# Entries provided:
+===+
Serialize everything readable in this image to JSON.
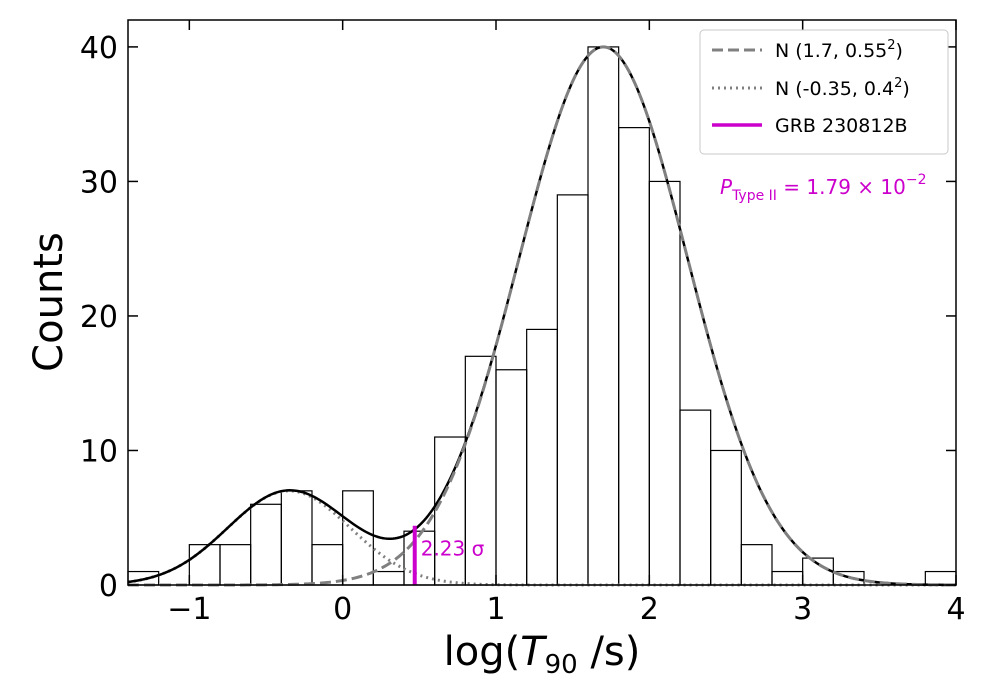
{
  "chart_data": {
    "type": "histogram",
    "xlabel_prefix": "log(",
    "xlabel_var": "T",
    "xlabel_sub": "90",
    "xlabel_suffix": " /s)",
    "ylabel": "Counts",
    "xlim": [
      -1.4,
      4.0
    ],
    "ylim": [
      0,
      42
    ],
    "x_ticks": [
      -1,
      0,
      1,
      2,
      3,
      4
    ],
    "x_tick_labels": [
      "−1",
      "0",
      "1",
      "2",
      "3",
      "4"
    ],
    "y_ticks": [
      0,
      10,
      20,
      30,
      40
    ],
    "y_tick_labels": [
      "0",
      "10",
      "20",
      "30",
      "40"
    ],
    "grid": false,
    "legend_position": "top-right",
    "histogram": {
      "bin_edges": [
        -1.4,
        -1.2,
        -1.0,
        -0.8,
        -0.6,
        -0.4,
        -0.2,
        0.0,
        0.2,
        0.4,
        0.6,
        0.8,
        1.0,
        1.2,
        1.4,
        1.6,
        1.8,
        2.0,
        2.2,
        2.4,
        2.6,
        2.8,
        3.0,
        3.2,
        3.4,
        3.6,
        3.8,
        4.0
      ],
      "counts": [
        1,
        0,
        3,
        3,
        6,
        7,
        3,
        7,
        1,
        4,
        11,
        17,
        16,
        19,
        29,
        40,
        34,
        30,
        13,
        10,
        3,
        1,
        2,
        1,
        0,
        0,
        1
      ],
      "color": "#000000"
    },
    "components": [
      {
        "name": "N (1.7, 0.55",
        "name_sup": "2",
        "name_end": ")",
        "mu": 1.7,
        "sigma": 0.55,
        "peak": 40,
        "style": "dashed",
        "color": "#808080"
      },
      {
        "name": "N (-0.35, 0.4",
        "name_sup": "2",
        "name_end": ")",
        "mu": -0.35,
        "sigma": 0.4,
        "peak": 7,
        "style": "dotted",
        "color": "#808080"
      }
    ],
    "total_curve_color": "#000000",
    "marker": {
      "name": "GRB 230812B",
      "x": 0.47,
      "y_top": 4.4,
      "color": "#cc00cc",
      "label": "2.23 σ"
    },
    "probability_annotation": {
      "symbol": "P",
      "sub": "Type II",
      "value": " = 1.79 × 10",
      "sup": "−2",
      "color": "#cc00cc"
    }
  }
}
+===+
# Work to be completed:
Write out the material above again, word for word, minus its pictures.

# Answer to the task:
Serialize everything readable in this image to JSON.
{
  "chart_data": {
    "type": "histogram",
    "xlabel_prefix": "log(",
    "xlabel_var": "T",
    "xlabel_sub": "90",
    "xlabel_suffix": " /s)",
    "ylabel": "Counts",
    "xlim": [
      -1.4,
      4.0
    ],
    "ylim": [
      0,
      42
    ],
    "x_ticks": [
      -1,
      0,
      1,
      2,
      3,
      4
    ],
    "x_tick_labels": [
      "−1",
      "0",
      "1",
      "2",
      "3",
      "4"
    ],
    "y_ticks": [
      0,
      10,
      20,
      30,
      40
    ],
    "y_tick_labels": [
      "0",
      "10",
      "20",
      "30",
      "40"
    ],
    "grid": false,
    "legend_position": "top-right",
    "histogram": {
      "bin_edges": [
        -1.4,
        -1.2,
        -1.0,
        -0.8,
        -0.6,
        -0.4,
        -0.2,
        0.0,
        0.2,
        0.4,
        0.6,
        0.8,
        1.0,
        1.2,
        1.4,
        1.6,
        1.8,
        2.0,
        2.2,
        2.4,
        2.6,
        2.8,
        3.0,
        3.2,
        3.4,
        3.6,
        3.8,
        4.0
      ],
      "counts": [
        1,
        0,
        3,
        3,
        6,
        7,
        3,
        7,
        1,
        4,
        11,
        17,
        16,
        19,
        29,
        40,
        34,
        30,
        13,
        10,
        3,
        1,
        2,
        1,
        0,
        0,
        1
      ],
      "color": "#000000"
    },
    "components": [
      {
        "name": "N (1.7, 0.55",
        "name_sup": "2",
        "name_end": ")",
        "mu": 1.7,
        "sigma": 0.55,
        "peak": 40,
        "style": "dashed",
        "color": "#808080"
      },
      {
        "name": "N (-0.35, 0.4",
        "name_sup": "2",
        "name_end": ")",
        "mu": -0.35,
        "sigma": 0.4,
        "peak": 7,
        "style": "dotted",
        "color": "#808080"
      }
    ],
    "total_curve_color": "#000000",
    "marker": {
      "name": "GRB 230812B",
      "x": 0.47,
      "y_top": 4.4,
      "color": "#cc00cc",
      "label": "2.23 σ"
    },
    "probability_annotation": {
      "symbol": "P",
      "sub": "Type II",
      "value": " = 1.79 × 10",
      "sup": "−2",
      "color": "#cc00cc"
    }
  }
}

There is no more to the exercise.